Task data:
□ □ □ □

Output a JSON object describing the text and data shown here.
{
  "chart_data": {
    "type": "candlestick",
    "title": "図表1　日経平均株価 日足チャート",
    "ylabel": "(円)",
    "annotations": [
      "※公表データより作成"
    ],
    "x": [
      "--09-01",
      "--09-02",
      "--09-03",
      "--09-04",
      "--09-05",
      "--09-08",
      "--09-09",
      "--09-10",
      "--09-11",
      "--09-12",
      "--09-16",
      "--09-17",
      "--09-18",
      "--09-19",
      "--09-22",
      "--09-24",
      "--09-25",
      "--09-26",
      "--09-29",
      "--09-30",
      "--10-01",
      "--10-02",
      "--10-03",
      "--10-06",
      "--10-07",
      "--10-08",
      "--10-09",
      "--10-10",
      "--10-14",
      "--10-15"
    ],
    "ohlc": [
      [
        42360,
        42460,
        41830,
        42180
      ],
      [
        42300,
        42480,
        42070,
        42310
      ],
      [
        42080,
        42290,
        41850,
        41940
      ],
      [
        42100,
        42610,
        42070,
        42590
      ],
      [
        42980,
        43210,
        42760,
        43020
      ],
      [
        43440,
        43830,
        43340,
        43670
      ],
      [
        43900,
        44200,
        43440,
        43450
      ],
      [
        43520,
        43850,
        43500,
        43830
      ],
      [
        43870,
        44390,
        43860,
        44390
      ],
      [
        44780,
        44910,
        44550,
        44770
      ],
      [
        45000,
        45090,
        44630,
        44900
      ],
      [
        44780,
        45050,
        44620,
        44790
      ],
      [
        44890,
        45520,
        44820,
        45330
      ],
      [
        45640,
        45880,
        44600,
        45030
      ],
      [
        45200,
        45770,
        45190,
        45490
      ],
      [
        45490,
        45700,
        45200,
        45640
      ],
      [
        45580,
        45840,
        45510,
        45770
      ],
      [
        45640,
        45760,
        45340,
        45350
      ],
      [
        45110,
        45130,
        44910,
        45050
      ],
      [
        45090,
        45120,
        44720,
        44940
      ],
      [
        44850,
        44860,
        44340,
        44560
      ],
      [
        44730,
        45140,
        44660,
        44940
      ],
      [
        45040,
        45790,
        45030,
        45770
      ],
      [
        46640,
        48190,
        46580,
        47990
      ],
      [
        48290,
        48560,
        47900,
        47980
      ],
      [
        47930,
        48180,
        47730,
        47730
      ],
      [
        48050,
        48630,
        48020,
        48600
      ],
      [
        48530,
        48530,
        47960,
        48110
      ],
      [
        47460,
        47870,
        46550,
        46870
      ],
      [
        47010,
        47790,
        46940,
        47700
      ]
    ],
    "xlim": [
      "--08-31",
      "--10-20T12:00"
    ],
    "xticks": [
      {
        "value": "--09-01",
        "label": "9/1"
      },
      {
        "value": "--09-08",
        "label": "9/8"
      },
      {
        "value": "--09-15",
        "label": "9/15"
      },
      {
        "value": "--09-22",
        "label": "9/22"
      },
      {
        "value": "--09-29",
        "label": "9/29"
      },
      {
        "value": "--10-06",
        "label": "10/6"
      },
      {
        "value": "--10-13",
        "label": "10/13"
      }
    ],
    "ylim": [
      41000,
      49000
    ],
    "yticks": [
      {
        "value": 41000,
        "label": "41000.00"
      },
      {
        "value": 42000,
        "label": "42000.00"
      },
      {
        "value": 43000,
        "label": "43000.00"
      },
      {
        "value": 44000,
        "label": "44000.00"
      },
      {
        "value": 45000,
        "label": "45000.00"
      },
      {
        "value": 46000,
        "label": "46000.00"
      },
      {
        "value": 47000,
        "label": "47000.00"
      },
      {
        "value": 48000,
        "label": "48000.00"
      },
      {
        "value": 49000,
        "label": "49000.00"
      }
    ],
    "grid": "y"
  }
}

□ □ □ □

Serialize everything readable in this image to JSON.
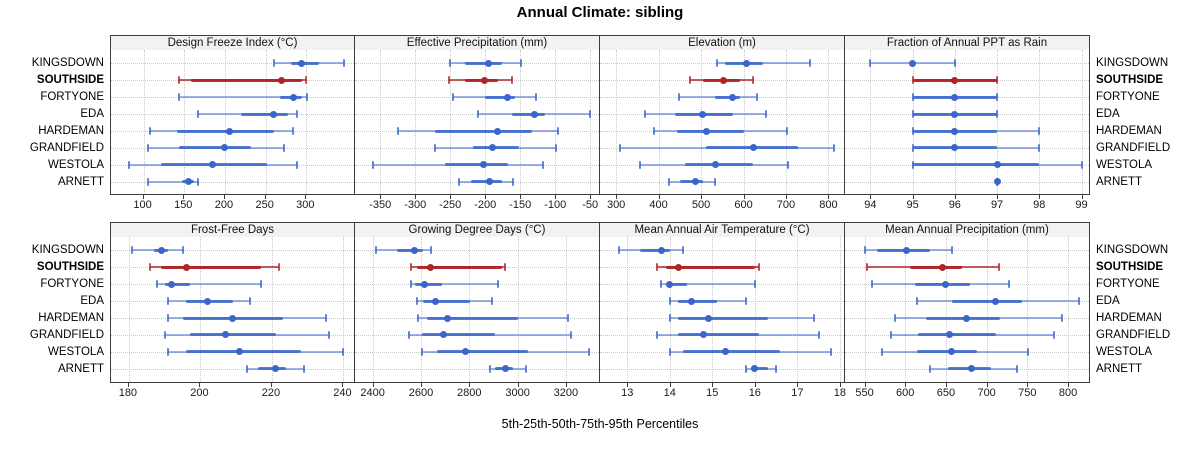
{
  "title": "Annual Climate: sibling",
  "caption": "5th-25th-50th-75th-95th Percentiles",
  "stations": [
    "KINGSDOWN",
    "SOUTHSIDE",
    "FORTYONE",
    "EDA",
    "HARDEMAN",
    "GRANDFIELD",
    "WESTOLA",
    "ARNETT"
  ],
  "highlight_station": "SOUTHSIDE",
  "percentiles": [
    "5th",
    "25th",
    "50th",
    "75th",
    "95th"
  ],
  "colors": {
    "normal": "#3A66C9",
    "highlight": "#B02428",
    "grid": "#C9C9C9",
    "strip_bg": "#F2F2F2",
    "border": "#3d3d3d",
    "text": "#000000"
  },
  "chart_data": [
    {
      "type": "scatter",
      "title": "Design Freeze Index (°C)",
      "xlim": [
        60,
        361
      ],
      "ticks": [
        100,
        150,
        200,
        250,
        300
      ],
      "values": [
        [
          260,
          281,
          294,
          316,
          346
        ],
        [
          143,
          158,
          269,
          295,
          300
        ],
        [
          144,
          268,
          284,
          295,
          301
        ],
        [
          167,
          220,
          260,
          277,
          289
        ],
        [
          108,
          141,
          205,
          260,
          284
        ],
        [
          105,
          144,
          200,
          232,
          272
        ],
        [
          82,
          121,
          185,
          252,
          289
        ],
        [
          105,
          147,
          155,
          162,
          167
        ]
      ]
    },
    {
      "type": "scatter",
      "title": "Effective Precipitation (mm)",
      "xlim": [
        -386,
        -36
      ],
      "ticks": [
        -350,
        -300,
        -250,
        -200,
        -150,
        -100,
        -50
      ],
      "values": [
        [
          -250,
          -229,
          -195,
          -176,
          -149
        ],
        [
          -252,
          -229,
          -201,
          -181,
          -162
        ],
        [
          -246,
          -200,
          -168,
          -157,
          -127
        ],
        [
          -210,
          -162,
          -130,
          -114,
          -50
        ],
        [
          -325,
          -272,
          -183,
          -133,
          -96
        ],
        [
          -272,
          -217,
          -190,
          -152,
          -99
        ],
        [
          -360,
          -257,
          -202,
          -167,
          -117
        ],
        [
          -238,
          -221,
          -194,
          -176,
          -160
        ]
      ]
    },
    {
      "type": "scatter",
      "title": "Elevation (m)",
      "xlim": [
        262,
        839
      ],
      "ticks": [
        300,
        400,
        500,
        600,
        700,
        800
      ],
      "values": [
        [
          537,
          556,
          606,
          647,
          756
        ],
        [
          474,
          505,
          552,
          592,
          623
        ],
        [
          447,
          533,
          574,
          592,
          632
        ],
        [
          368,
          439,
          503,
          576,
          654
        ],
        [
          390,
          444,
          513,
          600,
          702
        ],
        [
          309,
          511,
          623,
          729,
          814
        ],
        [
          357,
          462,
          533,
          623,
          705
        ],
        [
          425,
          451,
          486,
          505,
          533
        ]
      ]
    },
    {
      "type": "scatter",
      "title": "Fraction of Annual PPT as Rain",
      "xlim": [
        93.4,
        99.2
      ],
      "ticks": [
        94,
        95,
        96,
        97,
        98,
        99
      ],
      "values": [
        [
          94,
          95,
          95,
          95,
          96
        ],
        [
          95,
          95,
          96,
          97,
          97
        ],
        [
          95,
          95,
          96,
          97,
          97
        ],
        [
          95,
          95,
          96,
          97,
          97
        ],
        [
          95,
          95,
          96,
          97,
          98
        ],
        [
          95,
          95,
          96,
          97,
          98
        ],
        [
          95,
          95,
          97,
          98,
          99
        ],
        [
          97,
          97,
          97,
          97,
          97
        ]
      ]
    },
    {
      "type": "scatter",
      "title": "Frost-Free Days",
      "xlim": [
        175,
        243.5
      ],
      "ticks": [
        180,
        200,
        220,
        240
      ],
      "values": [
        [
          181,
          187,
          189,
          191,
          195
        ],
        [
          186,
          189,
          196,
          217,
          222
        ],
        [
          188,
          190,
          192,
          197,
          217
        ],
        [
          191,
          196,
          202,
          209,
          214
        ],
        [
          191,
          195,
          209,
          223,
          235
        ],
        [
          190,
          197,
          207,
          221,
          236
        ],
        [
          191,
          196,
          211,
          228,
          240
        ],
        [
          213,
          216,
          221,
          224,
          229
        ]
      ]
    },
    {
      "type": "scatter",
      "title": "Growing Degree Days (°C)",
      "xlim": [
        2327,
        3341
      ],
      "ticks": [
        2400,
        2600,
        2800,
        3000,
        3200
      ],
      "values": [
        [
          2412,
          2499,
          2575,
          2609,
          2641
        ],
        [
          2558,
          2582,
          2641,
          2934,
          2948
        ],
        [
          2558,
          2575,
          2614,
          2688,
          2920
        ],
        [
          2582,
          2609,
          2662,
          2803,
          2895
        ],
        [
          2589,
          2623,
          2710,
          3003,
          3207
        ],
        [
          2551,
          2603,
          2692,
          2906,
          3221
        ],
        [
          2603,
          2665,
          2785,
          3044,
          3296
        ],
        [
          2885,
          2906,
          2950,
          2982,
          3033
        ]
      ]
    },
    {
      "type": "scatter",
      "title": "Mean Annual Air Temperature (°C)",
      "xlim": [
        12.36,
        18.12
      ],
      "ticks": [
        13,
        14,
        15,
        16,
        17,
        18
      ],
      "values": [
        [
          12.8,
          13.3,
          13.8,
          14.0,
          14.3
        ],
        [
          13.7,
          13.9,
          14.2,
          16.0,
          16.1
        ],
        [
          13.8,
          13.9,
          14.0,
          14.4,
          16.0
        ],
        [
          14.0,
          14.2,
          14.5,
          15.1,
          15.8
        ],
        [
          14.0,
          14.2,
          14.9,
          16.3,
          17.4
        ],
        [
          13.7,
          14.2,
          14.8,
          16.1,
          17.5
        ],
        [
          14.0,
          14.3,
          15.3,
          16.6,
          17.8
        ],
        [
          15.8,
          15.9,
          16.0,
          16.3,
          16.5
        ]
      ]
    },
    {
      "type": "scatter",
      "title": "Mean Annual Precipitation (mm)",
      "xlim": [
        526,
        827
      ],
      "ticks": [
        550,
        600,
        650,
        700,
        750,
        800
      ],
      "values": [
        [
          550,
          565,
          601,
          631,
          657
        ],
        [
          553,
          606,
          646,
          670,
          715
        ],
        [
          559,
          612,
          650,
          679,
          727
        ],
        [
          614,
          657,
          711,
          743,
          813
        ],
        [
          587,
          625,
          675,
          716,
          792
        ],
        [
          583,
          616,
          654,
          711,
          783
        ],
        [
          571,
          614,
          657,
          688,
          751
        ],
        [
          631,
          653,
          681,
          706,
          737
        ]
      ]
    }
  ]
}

□ □ □ □

Filter the entries down to the lines with the word "Precipitation" in them.

      "title": "Effective Precipitation (mm)",
      "title": "Mean Annual Precipitation (mm)",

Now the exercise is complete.